Dataset excerpts:

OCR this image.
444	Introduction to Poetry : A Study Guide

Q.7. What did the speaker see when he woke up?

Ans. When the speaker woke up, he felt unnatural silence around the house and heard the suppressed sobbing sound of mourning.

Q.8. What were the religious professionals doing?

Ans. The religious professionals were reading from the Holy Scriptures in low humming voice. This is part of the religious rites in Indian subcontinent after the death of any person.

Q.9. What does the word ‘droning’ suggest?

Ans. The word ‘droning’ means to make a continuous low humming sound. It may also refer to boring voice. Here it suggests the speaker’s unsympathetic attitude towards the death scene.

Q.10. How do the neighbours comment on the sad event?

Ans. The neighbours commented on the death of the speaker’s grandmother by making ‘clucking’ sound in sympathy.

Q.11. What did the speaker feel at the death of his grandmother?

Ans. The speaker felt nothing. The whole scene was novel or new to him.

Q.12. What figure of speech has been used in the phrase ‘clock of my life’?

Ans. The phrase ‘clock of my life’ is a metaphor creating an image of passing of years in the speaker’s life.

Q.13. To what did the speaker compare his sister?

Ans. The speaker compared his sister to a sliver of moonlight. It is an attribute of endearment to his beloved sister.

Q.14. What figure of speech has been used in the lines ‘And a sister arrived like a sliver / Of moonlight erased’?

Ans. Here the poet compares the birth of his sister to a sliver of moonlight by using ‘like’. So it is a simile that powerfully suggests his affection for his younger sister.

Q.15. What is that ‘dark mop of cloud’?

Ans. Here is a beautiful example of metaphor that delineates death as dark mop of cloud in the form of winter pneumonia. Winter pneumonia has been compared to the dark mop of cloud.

Work to be completed: Go through the records and pull out each line that includes the word "used".

Expected answer:
Q.12. What figure of speech has been used in the phrase ‘clock of my life’?
Q.14. What figure of speech has been used in the lines ‘And a sister arrived like a sliver / Of moonlight erased’?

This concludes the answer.